## [Objective]
Scan the entries below. List each line with "screenshot".

## [Information supplied]
#####

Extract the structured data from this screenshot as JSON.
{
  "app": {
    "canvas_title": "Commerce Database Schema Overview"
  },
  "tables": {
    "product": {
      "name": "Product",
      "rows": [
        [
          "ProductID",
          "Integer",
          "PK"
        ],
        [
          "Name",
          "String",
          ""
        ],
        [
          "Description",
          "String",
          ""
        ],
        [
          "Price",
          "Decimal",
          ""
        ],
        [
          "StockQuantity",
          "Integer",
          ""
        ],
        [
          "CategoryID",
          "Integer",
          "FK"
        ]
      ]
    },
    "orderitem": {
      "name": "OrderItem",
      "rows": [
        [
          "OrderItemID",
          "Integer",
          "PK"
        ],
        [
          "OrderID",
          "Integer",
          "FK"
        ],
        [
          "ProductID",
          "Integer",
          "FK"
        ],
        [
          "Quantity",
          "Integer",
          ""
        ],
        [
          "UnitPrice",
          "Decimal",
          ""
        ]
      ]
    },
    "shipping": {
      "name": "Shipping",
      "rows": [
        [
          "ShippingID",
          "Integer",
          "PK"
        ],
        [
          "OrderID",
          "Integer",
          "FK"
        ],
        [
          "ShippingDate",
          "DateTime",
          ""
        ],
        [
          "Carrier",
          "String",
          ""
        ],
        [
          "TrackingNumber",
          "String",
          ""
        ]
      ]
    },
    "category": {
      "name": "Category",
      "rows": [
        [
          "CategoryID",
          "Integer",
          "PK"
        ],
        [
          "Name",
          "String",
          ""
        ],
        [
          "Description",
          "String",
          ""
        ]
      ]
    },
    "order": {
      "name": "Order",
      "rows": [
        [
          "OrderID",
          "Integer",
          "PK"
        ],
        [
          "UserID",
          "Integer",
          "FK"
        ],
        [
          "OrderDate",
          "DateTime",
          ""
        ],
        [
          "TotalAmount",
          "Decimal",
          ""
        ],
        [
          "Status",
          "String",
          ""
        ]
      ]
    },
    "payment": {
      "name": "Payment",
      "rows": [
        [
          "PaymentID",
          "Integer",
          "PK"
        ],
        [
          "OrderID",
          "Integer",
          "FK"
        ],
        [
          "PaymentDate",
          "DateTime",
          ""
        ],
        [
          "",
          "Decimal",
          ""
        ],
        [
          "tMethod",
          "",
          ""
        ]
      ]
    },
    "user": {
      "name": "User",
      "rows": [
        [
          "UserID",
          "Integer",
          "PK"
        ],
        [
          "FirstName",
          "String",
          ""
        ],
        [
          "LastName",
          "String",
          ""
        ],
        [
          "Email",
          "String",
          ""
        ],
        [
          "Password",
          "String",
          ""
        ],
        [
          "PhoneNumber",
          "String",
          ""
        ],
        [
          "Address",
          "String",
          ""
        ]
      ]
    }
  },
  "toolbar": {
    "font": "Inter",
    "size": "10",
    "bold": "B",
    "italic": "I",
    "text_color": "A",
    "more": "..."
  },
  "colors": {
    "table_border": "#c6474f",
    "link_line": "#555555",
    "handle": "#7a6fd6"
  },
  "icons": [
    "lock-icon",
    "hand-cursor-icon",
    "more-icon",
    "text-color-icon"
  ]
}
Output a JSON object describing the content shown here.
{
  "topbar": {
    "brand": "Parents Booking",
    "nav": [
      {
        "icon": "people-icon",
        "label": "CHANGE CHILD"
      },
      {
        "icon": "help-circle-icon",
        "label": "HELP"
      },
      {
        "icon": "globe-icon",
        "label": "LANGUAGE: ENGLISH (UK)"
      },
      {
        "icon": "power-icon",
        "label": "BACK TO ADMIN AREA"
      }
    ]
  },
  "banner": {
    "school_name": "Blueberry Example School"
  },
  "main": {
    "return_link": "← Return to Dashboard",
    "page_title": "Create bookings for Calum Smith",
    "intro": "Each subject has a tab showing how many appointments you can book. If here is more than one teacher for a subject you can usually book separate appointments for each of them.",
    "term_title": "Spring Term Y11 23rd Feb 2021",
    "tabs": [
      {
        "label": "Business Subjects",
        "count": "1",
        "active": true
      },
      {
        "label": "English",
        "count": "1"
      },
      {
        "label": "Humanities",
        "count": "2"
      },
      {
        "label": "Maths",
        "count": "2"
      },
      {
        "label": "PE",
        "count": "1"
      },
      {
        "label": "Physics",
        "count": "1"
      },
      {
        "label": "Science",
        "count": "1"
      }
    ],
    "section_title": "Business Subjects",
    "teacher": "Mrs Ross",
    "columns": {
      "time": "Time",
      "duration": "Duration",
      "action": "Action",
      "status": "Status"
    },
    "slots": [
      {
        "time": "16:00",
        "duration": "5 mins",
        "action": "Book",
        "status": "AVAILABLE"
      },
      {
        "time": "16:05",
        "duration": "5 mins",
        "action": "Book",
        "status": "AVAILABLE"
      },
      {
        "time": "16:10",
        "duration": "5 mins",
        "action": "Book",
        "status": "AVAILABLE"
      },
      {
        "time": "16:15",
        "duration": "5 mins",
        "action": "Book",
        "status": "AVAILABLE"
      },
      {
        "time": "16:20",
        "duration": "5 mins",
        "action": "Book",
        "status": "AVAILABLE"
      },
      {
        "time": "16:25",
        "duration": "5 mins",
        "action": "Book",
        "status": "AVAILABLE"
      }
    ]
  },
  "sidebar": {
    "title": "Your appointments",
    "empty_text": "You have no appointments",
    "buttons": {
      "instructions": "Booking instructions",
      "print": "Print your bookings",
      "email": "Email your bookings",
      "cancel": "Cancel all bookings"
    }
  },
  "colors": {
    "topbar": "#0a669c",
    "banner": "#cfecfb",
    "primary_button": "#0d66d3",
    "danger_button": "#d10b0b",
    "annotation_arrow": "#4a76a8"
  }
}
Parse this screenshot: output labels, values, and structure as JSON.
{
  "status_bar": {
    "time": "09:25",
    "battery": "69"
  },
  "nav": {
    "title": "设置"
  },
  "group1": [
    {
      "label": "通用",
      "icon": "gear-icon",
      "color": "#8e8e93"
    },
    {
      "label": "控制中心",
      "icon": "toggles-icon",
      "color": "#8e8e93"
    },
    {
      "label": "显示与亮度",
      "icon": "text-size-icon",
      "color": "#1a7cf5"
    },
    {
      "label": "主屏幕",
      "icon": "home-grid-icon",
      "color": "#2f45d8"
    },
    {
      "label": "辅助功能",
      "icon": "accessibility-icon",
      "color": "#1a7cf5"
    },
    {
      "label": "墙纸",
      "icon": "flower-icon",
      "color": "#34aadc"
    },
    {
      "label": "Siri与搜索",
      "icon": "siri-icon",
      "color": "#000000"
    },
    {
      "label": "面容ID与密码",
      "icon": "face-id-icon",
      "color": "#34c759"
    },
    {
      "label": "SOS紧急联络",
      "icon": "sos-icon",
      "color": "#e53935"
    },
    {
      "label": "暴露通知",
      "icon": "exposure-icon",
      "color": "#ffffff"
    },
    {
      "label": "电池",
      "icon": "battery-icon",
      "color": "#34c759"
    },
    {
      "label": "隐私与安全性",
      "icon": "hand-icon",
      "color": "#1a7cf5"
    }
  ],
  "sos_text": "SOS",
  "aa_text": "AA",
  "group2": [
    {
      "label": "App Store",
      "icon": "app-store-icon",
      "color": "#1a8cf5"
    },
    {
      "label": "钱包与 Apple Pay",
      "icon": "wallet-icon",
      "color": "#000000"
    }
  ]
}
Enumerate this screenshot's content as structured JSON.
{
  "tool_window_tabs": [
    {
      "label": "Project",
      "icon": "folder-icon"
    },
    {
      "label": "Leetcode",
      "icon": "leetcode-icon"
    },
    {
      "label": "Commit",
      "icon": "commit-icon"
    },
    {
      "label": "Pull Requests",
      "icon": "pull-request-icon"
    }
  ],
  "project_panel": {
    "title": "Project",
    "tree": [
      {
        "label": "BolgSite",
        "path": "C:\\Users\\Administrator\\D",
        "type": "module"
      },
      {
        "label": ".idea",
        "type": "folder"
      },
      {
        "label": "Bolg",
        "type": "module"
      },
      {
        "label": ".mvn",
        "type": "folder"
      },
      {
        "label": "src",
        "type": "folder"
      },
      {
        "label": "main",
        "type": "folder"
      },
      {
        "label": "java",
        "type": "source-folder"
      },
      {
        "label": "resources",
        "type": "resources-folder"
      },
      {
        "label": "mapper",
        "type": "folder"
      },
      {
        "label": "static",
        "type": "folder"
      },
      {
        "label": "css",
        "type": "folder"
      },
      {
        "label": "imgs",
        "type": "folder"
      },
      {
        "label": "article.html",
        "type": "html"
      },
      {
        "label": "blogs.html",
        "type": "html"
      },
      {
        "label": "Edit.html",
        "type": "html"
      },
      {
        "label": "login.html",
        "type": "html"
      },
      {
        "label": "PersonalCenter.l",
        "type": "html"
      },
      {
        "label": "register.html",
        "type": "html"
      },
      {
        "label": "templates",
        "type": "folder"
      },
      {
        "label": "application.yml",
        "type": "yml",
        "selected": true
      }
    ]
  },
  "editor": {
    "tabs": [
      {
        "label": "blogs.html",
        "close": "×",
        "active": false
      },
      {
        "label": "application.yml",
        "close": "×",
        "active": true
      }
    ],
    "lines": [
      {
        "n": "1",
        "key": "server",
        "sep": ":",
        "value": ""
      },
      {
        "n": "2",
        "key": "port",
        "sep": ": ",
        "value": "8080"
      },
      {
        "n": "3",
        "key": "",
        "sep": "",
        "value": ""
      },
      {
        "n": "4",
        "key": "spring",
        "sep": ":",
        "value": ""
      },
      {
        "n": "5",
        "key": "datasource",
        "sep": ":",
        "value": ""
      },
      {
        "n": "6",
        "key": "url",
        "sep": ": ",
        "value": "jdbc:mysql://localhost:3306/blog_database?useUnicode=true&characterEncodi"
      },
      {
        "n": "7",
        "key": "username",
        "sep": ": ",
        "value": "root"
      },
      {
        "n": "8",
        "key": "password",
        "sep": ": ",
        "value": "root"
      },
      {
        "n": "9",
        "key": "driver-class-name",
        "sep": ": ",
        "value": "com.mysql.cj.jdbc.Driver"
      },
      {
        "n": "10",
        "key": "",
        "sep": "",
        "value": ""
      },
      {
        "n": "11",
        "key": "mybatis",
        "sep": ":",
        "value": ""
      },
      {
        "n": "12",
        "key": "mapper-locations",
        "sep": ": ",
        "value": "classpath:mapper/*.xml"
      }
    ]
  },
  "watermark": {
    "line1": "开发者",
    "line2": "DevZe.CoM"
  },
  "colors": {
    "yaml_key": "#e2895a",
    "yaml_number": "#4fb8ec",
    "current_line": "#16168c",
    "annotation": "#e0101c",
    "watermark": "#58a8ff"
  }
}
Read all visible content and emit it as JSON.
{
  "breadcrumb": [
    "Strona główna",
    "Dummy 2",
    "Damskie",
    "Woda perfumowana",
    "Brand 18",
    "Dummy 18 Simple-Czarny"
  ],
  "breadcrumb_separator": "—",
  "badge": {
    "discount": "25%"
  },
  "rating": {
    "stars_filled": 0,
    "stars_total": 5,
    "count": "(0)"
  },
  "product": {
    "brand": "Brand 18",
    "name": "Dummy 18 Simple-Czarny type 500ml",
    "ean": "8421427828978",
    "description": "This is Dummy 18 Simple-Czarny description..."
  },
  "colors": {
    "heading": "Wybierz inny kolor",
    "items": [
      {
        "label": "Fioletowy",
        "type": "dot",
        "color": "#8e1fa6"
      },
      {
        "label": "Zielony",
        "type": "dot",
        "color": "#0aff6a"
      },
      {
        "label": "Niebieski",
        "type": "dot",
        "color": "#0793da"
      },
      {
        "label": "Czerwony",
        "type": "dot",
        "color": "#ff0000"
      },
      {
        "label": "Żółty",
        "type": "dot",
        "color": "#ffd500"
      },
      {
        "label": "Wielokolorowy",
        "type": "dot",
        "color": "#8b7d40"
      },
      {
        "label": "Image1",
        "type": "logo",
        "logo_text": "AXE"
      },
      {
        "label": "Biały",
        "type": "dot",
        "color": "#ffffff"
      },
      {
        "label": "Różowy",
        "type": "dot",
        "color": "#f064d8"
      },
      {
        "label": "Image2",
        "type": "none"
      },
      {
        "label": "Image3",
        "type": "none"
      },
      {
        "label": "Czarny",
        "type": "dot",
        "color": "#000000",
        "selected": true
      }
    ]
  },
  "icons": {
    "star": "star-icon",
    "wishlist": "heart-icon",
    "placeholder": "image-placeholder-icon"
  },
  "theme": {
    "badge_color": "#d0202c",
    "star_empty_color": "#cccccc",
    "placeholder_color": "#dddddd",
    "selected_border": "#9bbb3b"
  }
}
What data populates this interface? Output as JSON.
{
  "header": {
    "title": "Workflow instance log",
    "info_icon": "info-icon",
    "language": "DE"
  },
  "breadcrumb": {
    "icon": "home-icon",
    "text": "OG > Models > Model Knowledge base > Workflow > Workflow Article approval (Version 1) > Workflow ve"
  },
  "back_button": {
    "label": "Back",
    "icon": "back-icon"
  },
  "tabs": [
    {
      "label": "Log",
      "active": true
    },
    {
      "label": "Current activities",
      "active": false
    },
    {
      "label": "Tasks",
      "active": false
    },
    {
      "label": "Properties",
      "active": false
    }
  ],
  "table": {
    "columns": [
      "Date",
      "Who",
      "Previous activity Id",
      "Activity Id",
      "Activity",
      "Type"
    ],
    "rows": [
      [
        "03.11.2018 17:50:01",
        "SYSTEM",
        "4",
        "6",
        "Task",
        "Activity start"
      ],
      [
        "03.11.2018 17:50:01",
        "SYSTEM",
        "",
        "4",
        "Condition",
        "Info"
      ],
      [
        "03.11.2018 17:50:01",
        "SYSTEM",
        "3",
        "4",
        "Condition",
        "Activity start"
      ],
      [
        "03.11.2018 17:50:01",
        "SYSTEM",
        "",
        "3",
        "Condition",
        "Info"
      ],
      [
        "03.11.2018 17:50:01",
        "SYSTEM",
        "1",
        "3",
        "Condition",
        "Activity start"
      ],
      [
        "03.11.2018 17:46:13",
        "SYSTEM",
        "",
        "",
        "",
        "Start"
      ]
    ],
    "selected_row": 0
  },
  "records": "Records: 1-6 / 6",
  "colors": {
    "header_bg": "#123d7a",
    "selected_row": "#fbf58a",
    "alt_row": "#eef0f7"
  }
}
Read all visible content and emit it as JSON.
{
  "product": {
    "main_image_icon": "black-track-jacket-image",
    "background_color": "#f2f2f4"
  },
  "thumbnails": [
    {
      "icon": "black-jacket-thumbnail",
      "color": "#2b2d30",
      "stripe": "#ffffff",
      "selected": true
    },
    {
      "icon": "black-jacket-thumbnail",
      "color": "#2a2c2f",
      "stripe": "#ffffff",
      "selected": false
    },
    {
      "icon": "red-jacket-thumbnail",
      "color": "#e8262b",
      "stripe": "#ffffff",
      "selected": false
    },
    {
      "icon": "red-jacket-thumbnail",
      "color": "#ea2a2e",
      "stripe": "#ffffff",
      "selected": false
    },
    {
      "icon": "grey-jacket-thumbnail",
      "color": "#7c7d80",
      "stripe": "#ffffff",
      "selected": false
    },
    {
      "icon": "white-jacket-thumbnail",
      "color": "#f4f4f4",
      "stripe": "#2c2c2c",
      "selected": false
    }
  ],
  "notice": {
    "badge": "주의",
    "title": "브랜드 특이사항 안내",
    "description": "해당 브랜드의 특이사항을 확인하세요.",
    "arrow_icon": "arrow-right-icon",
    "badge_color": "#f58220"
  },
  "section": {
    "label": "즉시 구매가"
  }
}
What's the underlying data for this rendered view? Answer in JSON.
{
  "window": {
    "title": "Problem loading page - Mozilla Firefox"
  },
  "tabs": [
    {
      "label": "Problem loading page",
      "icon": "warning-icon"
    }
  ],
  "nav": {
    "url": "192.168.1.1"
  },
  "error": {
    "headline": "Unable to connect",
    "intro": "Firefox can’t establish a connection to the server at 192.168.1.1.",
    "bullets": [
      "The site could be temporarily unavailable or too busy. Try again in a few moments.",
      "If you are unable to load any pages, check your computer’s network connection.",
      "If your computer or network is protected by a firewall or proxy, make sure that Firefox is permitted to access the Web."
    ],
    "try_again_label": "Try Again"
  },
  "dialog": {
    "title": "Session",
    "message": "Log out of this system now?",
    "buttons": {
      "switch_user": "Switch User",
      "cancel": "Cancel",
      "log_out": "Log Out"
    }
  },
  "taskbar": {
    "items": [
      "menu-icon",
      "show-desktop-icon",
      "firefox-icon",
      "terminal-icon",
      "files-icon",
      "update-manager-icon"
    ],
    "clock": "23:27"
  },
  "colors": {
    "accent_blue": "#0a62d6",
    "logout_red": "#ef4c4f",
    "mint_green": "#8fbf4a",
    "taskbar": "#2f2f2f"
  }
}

#####

## [Result of the task]
Extract the structured data from this screenshot as JSON.
Parse this screenshot: output labels, values, and structure as JSON.
Enumerate this screenshot's content as structured JSON.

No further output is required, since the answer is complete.